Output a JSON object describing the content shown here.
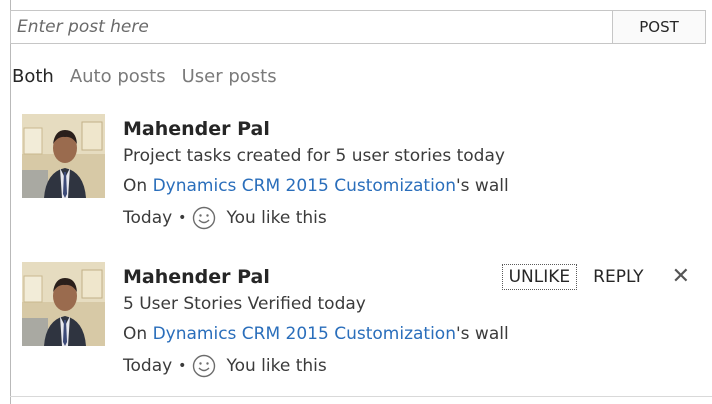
{
  "composer": {
    "placeholder": "Enter post here",
    "post_label": "POST"
  },
  "filters": {
    "tabs": [
      "Both",
      "Auto posts",
      "User posts"
    ],
    "active": "Both"
  },
  "posts": [
    {
      "author": "Mahender Pal",
      "text": "Project tasks created for 5 user stories today",
      "wall_prefix": "On ",
      "wall_link": "Dynamics CRM 2015 Customization",
      "wall_suffix": "'s wall",
      "time": "Today",
      "like_status": "You like this"
    },
    {
      "author": "Mahender Pal",
      "text": "5 User Stories Verified today",
      "wall_prefix": "On ",
      "wall_link": "Dynamics CRM 2015 Customization",
      "wall_suffix": "'s wall",
      "time": "Today",
      "like_status": "You like this",
      "actions": {
        "unlike": "UNLIKE",
        "reply": "REPLY",
        "delete": "✕"
      }
    }
  ],
  "colors": {
    "link": "#2a6ebb",
    "border": "#c6c6c6"
  },
  "icons": {
    "smiley": "smiley-icon",
    "delete": "close-icon"
  }
}
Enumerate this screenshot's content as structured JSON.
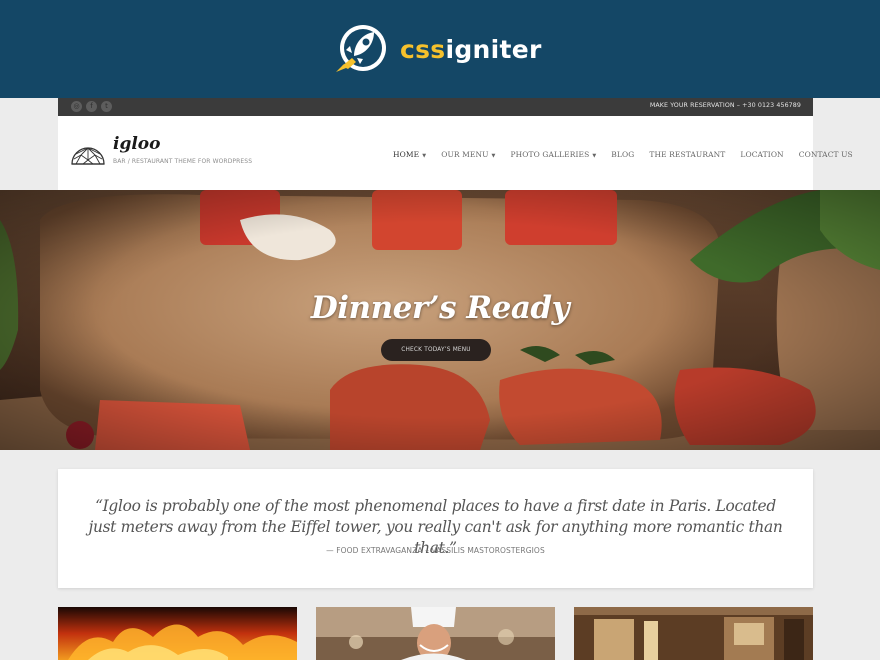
{
  "brand": {
    "prefix": "css",
    "suffix": "igniter",
    "logo_icon": "rocket-icon"
  },
  "topbar": {
    "social_icons": [
      "instagram-icon",
      "facebook-icon",
      "twitter-icon"
    ],
    "reservation": "MAKE YOUR RESERVATION – +30 0123 456789"
  },
  "header": {
    "logo_icon": "igloo-dome-icon",
    "title": "igloo",
    "tagline": "BAR / RESTAURANT THEME FOR WORDPRESS"
  },
  "nav": {
    "items": [
      {
        "label": "HOME",
        "dropdown": true,
        "active": true
      },
      {
        "label": "OUR MENU",
        "dropdown": true
      },
      {
        "label": "PHOTO GALLERIES",
        "dropdown": true
      },
      {
        "label": "BLOG",
        "dropdown": false
      },
      {
        "label": "THE RESTAURANT",
        "dropdown": false
      },
      {
        "label": "LOCATION",
        "dropdown": false
      },
      {
        "label": "CONTACT US",
        "dropdown": false
      }
    ]
  },
  "hero": {
    "title": "Dinner’s Ready",
    "button": "CHECK TODAY’S MENU"
  },
  "testimonial": {
    "quote": "“Igloo is probably one of the most phenomenal places to have a first date in Paris. Located just meters away from the Eiffel tower, you really can't ask for anything more romantic than that.”",
    "cite": "— FOOD EXTRAVAGANZA – VASSILIS MASTOROSTERGIOS"
  },
  "colors": {
    "brand_bar": "#144766",
    "brand_accent": "#f6c12c",
    "topbar": "#3b3b3b",
    "hero_button": "#2a221f"
  }
}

--- The exercise ---
Pull out all lines containing the word "here" from the entries above.

--- Final answer ---
Output a JSON object describing the content shown here.
    "placeholder": "Enter post here",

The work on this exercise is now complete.